Begin

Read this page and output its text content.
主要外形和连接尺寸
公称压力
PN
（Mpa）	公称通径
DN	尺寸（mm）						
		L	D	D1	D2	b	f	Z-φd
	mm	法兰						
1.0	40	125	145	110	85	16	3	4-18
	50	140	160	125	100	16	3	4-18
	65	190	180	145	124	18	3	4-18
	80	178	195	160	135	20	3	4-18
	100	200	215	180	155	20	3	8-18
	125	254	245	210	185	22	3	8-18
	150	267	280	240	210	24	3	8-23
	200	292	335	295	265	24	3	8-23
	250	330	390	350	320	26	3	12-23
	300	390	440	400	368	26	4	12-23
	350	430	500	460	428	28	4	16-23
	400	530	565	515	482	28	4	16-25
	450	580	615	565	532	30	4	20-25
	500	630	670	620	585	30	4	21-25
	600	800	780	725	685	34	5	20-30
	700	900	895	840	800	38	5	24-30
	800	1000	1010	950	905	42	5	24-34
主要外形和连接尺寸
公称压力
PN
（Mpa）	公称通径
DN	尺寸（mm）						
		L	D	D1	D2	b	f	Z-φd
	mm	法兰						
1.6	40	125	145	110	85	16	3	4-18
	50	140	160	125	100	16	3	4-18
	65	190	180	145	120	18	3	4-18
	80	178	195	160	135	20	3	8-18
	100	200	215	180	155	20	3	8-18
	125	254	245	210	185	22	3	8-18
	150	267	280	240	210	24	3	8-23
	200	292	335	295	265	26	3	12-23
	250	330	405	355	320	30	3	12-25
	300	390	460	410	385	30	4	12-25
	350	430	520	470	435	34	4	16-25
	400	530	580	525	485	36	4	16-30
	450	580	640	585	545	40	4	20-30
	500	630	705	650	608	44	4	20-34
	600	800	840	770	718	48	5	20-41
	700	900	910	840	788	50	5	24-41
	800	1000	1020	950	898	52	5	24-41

End

*REQUEST*.
Using the listing above, please repeat every entry exactly.

*COMPLETE ANSWER*.
Read this page and output its text content.
主要外形和连接尺寸
公称压力
PN
（Mpa）	公称通径
DN	尺寸（mm）						
		L	D	D1	D2	b	f	Z-φd
	mm	法兰						
1.0	40	125	145	110	85	16	3	4-18
	50	140	160	125	100	16	3	4-18
	65	190	180	145	124	18	3	4-18
	80	178	195	160	135	20	3	4-18
	100	200	215	180	155	20	3	8-18
	125	254	245	210	185	22	3	8-18
	150	267	280	240	210	24	3	8-23
	200	292	335	295	265	24	3	8-23
	250	330	390	350	320	26	3	12-23
	300	390	440	400	368	26	4	12-23
	350	430	500	460	428	28	4	16-23
	400	530	565	515	482	28	4	16-25
	450	580	615	565	532	30	4	20-25
	500	630	670	620	585	30	4	21-25
	600	800	780	725	685	34	5	20-30
	700	900	895	840	800	38	5	24-30
	800	1000	1010	950	905	42	5	24-34
主要外形和连接尺寸
公称压力
PN
（Mpa）	公称通径
DN	尺寸（mm）						
		L	D	D1	D2	b	f	Z-φd
	mm	法兰						
1.6	40	125	145	110	85	16	3	4-18
	50	140	160	125	100	16	3	4-18
	65	190	180	145	120	18	3	4-18
	80	178	195	160	135	20	3	8-18
	100	200	215	180	155	20	3	8-18
	125	254	245	210	185	22	3	8-18
	150	267	280	240	210	24	3	8-23
	200	292	335	295	265	26	3	12-23
	250	330	405	355	320	30	3	12-25
	300	390	460	410	385	30	4	12-25
	350	430	520	470	435	34	4	16-25
	400	530	580	525	485	36	4	16-30
	450	580	640	585	545	40	4	20-30
	500	630	705	650	608	44	4	20-34
	600	800	840	770	718	48	5	20-41
	700	900	910	840	788	50	5	24-41
	800	1000	1020	950	898	52	5	24-41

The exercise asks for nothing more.